* Exercise goal:
Each record needs to be echoed exactly; can you do that?

(Records from a collection)
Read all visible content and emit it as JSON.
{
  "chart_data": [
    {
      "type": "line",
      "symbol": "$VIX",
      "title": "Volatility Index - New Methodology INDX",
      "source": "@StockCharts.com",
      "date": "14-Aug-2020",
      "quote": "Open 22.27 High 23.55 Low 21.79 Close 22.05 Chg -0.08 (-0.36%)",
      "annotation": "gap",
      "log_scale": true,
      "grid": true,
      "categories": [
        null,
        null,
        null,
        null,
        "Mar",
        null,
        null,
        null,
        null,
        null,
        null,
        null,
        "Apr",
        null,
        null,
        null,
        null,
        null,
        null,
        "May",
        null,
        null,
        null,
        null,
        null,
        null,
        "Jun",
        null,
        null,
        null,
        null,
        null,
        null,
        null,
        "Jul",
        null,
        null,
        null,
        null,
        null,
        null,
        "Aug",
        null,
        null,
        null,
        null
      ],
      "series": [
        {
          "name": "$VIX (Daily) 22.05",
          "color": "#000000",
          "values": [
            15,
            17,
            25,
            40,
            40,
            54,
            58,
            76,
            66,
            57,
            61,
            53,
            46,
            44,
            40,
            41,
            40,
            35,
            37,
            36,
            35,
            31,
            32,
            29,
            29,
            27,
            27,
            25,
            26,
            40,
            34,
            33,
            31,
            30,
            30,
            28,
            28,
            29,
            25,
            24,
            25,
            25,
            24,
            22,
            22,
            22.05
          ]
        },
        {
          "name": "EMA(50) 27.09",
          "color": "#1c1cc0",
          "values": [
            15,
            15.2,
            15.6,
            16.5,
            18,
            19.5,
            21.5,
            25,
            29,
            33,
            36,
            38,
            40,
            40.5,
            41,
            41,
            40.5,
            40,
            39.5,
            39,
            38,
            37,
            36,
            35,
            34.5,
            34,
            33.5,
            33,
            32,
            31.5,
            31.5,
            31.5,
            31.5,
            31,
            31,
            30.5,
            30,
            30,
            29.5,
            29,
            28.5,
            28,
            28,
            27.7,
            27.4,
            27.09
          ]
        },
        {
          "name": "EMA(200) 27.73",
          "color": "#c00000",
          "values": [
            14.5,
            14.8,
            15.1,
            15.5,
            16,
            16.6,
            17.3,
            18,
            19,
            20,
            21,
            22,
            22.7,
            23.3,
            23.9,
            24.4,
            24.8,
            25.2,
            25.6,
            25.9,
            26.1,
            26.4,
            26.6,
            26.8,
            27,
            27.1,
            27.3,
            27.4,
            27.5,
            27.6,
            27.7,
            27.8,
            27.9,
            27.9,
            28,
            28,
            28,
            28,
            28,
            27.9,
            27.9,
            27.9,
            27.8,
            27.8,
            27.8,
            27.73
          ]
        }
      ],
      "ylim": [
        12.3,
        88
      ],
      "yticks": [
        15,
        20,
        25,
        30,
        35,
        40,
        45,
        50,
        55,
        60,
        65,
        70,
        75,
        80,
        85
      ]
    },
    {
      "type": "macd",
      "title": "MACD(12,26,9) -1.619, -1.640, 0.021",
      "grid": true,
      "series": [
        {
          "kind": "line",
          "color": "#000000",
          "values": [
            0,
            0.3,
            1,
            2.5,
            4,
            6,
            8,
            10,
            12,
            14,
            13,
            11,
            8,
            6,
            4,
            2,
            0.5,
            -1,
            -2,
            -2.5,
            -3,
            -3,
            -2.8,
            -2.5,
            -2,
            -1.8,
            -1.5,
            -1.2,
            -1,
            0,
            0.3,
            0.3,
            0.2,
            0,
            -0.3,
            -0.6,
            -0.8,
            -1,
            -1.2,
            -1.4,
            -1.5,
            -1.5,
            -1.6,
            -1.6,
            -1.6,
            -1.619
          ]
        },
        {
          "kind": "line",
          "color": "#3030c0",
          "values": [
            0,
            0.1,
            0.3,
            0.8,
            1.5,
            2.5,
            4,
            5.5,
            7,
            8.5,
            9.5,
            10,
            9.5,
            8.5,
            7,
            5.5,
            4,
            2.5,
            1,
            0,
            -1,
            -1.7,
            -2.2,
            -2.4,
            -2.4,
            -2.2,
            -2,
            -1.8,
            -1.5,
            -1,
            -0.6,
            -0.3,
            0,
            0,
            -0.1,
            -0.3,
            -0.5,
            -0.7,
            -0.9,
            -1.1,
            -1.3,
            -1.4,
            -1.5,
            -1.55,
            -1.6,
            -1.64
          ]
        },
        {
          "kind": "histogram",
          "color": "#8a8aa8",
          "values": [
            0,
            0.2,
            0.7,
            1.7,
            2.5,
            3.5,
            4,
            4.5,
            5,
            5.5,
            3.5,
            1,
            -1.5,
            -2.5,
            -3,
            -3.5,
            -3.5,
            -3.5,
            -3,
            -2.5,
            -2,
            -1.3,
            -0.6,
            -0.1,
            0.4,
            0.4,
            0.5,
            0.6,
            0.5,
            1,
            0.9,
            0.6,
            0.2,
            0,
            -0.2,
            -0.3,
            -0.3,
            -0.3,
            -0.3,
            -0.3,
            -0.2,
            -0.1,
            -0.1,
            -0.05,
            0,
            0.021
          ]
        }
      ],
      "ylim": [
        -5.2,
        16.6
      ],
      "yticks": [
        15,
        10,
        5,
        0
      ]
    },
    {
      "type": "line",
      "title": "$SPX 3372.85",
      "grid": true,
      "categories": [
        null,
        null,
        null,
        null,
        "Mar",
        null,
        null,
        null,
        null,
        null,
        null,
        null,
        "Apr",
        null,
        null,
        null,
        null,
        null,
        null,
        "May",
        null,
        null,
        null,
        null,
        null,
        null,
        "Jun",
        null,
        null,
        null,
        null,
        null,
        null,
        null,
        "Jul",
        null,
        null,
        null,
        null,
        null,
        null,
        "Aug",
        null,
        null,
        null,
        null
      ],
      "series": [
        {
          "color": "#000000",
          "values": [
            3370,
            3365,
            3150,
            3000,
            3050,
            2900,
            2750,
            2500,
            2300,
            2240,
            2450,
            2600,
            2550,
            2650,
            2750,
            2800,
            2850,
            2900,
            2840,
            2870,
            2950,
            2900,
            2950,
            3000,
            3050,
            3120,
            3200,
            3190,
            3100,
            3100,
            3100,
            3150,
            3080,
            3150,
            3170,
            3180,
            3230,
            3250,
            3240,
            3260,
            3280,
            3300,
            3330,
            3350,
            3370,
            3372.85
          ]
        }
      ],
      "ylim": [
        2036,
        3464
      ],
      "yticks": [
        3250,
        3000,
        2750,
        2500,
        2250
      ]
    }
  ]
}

* Task result:
Read all visible content and emit it as JSON.
{
  "chart_data": [
    {
      "type": "line",
      "symbol": "$VIX",
      "title": "Volatility Index - New Methodology INDX",
      "source": "@StockCharts.com",
      "date": "14-Aug-2020",
      "quote": "Open 22.27 High 23.55 Low 21.79 Close 22.05 Chg -0.08 (-0.36%)",
      "annotation": "gap",
      "log_scale": true,
      "grid": true,
      "categories": [
        null,
        null,
        null,
        null,
        "Mar",
        null,
        null,
        null,
        null,
        null,
        null,
        null,
        "Apr",
        null,
        null,
        null,
        null,
        null,
        null,
        "May",
        null,
        null,
        null,
        null,
        null,
        null,
        "Jun",
        null,
        null,
        null,
        null,
        null,
        null,
        null,
        "Jul",
        null,
        null,
        null,
        null,
        null,
        null,
        "Aug",
        null,
        null,
        null,
        null
      ],
      "series": [
        {
          "name": "$VIX (Daily) 22.05",
          "color": "#000000",
          "values": [
            15,
            17,
            25,
            40,
            40,
            54,
            58,
            76,
            66,
            57,
            61,
            53,
            46,
            44,
            40,
            41,
            40,
            35,
            37,
            36,
            35,
            31,
            32,
            29,
            29,
            27,
            27,
            25,
            26,
            40,
            34,
            33,
            31,
            30,
            30,
            28,
            28,
            29,
            25,
            24,
            25,
            25,
            24,
            22,
            22,
            22.05
          ]
        },
        {
          "name": "EMA(50) 27.09",
          "color": "#1c1cc0",
          "values": [
            15,
            15.2,
            15.6,
            16.5,
            18,
            19.5,
            21.5,
            25,
            29,
            33,
            36,
            38,
            40,
            40.5,
            41,
            41,
            40.5,
            40,
            39.5,
            39,
            38,
            37,
            36,
            35,
            34.5,
            34,
            33.5,
            33,
            32,
            31.5,
            31.5,
            31.5,
            31.5,
            31,
            31,
            30.5,
            30,
            30,
            29.5,
            29,
            28.5,
            28,
            28,
            27.7,
            27.4,
            27.09
          ]
        },
        {
          "name": "EMA(200) 27.73",
          "color": "#c00000",
          "values": [
            14.5,
            14.8,
            15.1,
            15.5,
            16,
            16.6,
            17.3,
            18,
            19,
            20,
            21,
            22,
            22.7,
            23.3,
            23.9,
            24.4,
            24.8,
            25.2,
            25.6,
            25.9,
            26.1,
            26.4,
            26.6,
            26.8,
            27,
            27.1,
            27.3,
            27.4,
            27.5,
            27.6,
            27.7,
            27.8,
            27.9,
            27.9,
            28,
            28,
            28,
            28,
            28,
            27.9,
            27.9,
            27.9,
            27.8,
            27.8,
            27.8,
            27.73
          ]
        }
      ],
      "ylim": [
        12.3,
        88
      ],
      "yticks": [
        15,
        20,
        25,
        30,
        35,
        40,
        45,
        50,
        55,
        60,
        65,
        70,
        75,
        80,
        85
      ]
    },
    {
      "type": "macd",
      "title": "MACD(12,26,9) -1.619, -1.640, 0.021",
      "grid": true,
      "series": [
        {
          "kind": "line",
          "color": "#000000",
          "values": [
            0,
            0.3,
            1,
            2.5,
            4,
            6,
            8,
            10,
            12,
            14,
            13,
            11,
            8,
            6,
            4,
            2,
            0.5,
            -1,
            -2,
            -2.5,
            -3,
            -3,
            -2.8,
            -2.5,
            -2,
            -1.8,
            -1.5,
            -1.2,
            -1,
            0,
            0.3,
            0.3,
            0.2,
            0,
            -0.3,
            -0.6,
            -0.8,
            -1,
            -1.2,
            -1.4,
            -1.5,
            -1.5,
            -1.6,
            -1.6,
            -1.6,
            -1.619
          ]
        },
        {
          "kind": "line",
          "color": "#3030c0",
          "values": [
            0,
            0.1,
            0.3,
            0.8,
            1.5,
            2.5,
            4,
            5.5,
            7,
            8.5,
            9.5,
            10,
            9.5,
            8.5,
            7,
            5.5,
            4,
            2.5,
            1,
            0,
            -1,
            -1.7,
            -2.2,
            -2.4,
            -2.4,
            -2.2,
            -2,
            -1.8,
            -1.5,
            -1,
            -0.6,
            -0.3,
            0,
            0,
            -0.1,
            -0.3,
            -0.5,
            -0.7,
            -0.9,
            -1.1,
            -1.3,
            -1.4,
            -1.5,
            -1.55,
            -1.6,
            -1.64
          ]
        },
        {
          "kind": "histogram",
          "color": "#8a8aa8",
          "values": [
            0,
            0.2,
            0.7,
            1.7,
            2.5,
            3.5,
            4,
            4.5,
            5,
            5.5,
            3.5,
            1,
            -1.5,
            -2.5,
            -3,
            -3.5,
            -3.5,
            -3.5,
            -3,
            -2.5,
            -2,
            -1.3,
            -0.6,
            -0.1,
            0.4,
            0.4,
            0.5,
            0.6,
            0.5,
            1,
            0.9,
            0.6,
            0.2,
            0,
            -0.2,
            -0.3,
            -0.3,
            -0.3,
            -0.3,
            -0.3,
            -0.2,
            -0.1,
            -0.1,
            -0.05,
            0,
            0.021
          ]
        }
      ],
      "ylim": [
        -5.2,
        16.6
      ],
      "yticks": [
        15,
        10,
        5,
        0
      ]
    },
    {
      "type": "line",
      "title": "$SPX 3372.85",
      "grid": true,
      "categories": [
        null,
        null,
        null,
        null,
        "Mar",
        null,
        null,
        null,
        null,
        null,
        null,
        null,
        "Apr",
        null,
        null,
        null,
        null,
        null,
        null,
        "May",
        null,
        null,
        null,
        null,
        null,
        null,
        "Jun",
        null,
        null,
        null,
        null,
        null,
        null,
        null,
        "Jul",
        null,
        null,
        null,
        null,
        null,
        null,
        "Aug",
        null,
        null,
        null,
        null
      ],
      "series": [
        {
          "color": "#000000",
          "values": [
            3370,
            3365,
            3150,
            3000,
            3050,
            2900,
            2750,
            2500,
            2300,
            2240,
            2450,
            2600,
            2550,
            2650,
            2750,
            2800,
            2850,
            2900,
            2840,
            2870,
            2950,
            2900,
            2950,
            3000,
            3050,
            3120,
            3200,
            3190,
            3100,
            3100,
            3100,
            3150,
            3080,
            3150,
            3170,
            3180,
            3230,
            3250,
            3240,
            3260,
            3280,
            3300,
            3330,
            3350,
            3370,
            3372.85
          ]
        }
      ],
      "ylim": [
        2036,
        3464
      ],
      "yticks": [
        3250,
        3000,
        2750,
        2500,
        2250
      ]
    }
  ]
}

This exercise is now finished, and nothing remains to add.